Objective —
Only the pictures stay out; every record is to be quoted exactly.

-*-*-

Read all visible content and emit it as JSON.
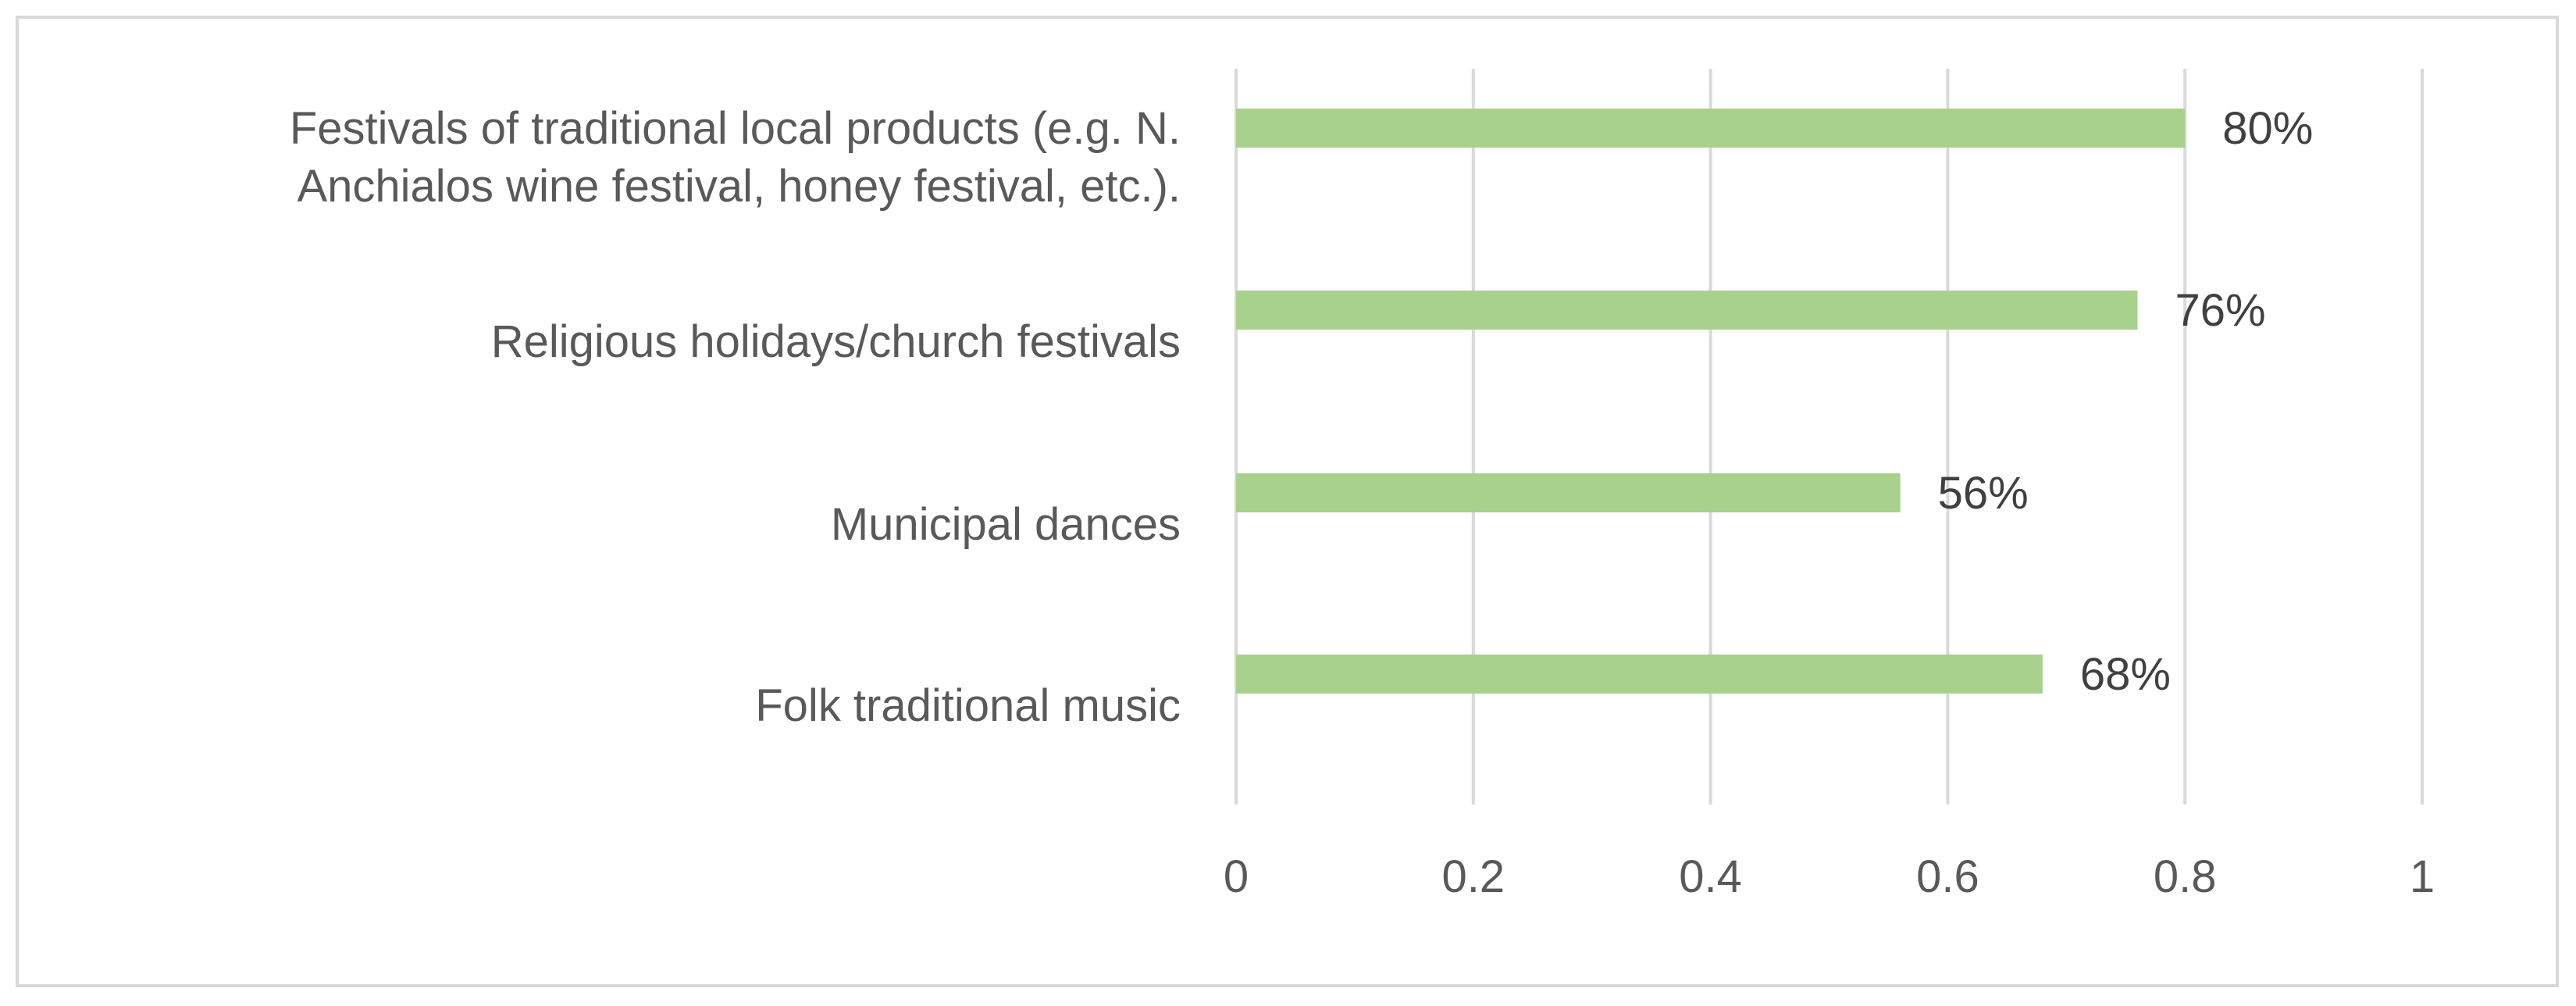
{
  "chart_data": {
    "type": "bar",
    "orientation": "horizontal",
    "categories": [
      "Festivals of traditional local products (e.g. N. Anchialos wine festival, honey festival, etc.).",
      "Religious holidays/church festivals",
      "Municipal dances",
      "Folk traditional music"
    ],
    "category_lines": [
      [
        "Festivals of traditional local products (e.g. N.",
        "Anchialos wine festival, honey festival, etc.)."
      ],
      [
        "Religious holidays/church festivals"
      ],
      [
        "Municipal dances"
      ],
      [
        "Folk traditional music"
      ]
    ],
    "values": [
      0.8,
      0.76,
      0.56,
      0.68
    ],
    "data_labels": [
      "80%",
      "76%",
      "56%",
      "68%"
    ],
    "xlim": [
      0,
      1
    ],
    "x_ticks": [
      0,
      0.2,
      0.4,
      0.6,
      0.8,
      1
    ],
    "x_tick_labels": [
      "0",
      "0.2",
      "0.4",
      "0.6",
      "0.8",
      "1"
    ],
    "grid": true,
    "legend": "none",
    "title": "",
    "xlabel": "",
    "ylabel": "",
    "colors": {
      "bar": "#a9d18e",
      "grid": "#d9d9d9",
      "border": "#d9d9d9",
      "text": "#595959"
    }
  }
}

-*-*-

Completed exercise —
Read all visible content and emit it as JSON.
{
  "chart_data": {
    "type": "bar",
    "orientation": "horizontal",
    "categories": [
      "Festivals of traditional local products (e.g. N. Anchialos wine festival, honey festival, etc.).",
      "Religious holidays/church festivals",
      "Municipal dances",
      "Folk traditional music"
    ],
    "category_lines": [
      [
        "Festivals of traditional local products (e.g. N.",
        "Anchialos wine festival, honey festival, etc.)."
      ],
      [
        "Religious holidays/church festivals"
      ],
      [
        "Municipal dances"
      ],
      [
        "Folk traditional music"
      ]
    ],
    "values": [
      0.8,
      0.76,
      0.56,
      0.68
    ],
    "data_labels": [
      "80%",
      "76%",
      "56%",
      "68%"
    ],
    "xlim": [
      0,
      1
    ],
    "x_ticks": [
      0,
      0.2,
      0.4,
      0.6,
      0.8,
      1
    ],
    "x_tick_labels": [
      "0",
      "0.2",
      "0.4",
      "0.6",
      "0.8",
      "1"
    ],
    "grid": true,
    "legend": "none",
    "title": "",
    "xlabel": "",
    "ylabel": "",
    "colors": {
      "bar": "#a9d18e",
      "grid": "#d9d9d9",
      "border": "#d9d9d9",
      "text": "#595959"
    }
  }
}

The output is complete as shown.